SET PROBLEM: Your answer should be one number: how many lines of the records hold the string "step".

Collected data entries
- - - - - - -

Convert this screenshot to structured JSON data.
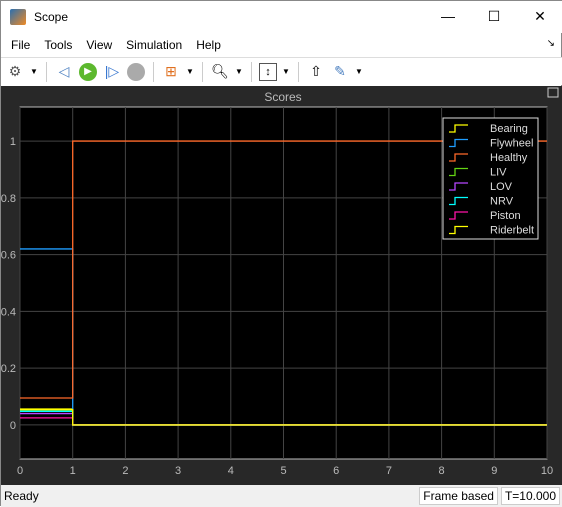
{
  "window": {
    "title": "Scope",
    "controls": [
      "—",
      "☐",
      "✕"
    ]
  },
  "menu": [
    "File",
    "Tools",
    "View",
    "Simulation",
    "Help"
  ],
  "toolbar": {
    "icons": [
      "gear-icon",
      "step-back-icon",
      "run-icon",
      "step-forward-icon",
      "stop-icon",
      "signal-selector-icon",
      "zoom-in-icon",
      "scale-axes-icon",
      "triggers-icon",
      "measurements-icon"
    ]
  },
  "status": {
    "text": "Ready",
    "mode": "Frame based",
    "time": "T=10.000"
  },
  "chart_data": {
    "type": "line",
    "title": "Scores",
    "xlabel": "",
    "ylabel": "",
    "xlim": [
      0,
      10
    ],
    "ylim": [
      -0.12,
      1.12
    ],
    "xticks": [
      "0",
      "1",
      "2",
      "3",
      "4",
      "5",
      "6",
      "7",
      "8",
      "9",
      "10"
    ],
    "yticks": [
      {
        "v": 0,
        "l": "0"
      },
      {
        "v": 0.2,
        "l": "0.2"
      },
      {
        "v": 0.4,
        "l": "0.4"
      },
      {
        "v": 0.6,
        "l": "0.6"
      },
      {
        "v": 0.8,
        "l": "0.8"
      },
      {
        "v": 1,
        "l": "1"
      }
    ],
    "grid": true,
    "legend_position": "top-right",
    "step": true,
    "x": [
      0,
      1,
      10
    ],
    "series": [
      {
        "name": "Bearing",
        "color": "#ffff00",
        "values": [
          0.056,
          0,
          0
        ]
      },
      {
        "name": "Flywheel",
        "color": "#1f9eff",
        "values": [
          0.62,
          0,
          0
        ]
      },
      {
        "name": "Healthy",
        "color": "#ff6929",
        "values": [
          0.095,
          1,
          1
        ]
      },
      {
        "name": "LIV",
        "color": "#64d413",
        "values": [
          0.052,
          0,
          0
        ]
      },
      {
        "name": "LOV",
        "color": "#b746ff",
        "values": [
          0.04,
          0,
          0
        ]
      },
      {
        "name": "NRV",
        "color": "#0ff",
        "values": [
          0.048,
          0,
          0
        ]
      },
      {
        "name": "Piston",
        "color": "#ff13a6",
        "values": [
          0.025,
          0,
          0
        ]
      },
      {
        "name": "Riderbelt",
        "color": "#ffff00",
        "values": [
          0.054,
          0,
          0
        ]
      }
    ]
  }
}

- - - - - - -

FULL RESPONSE: 3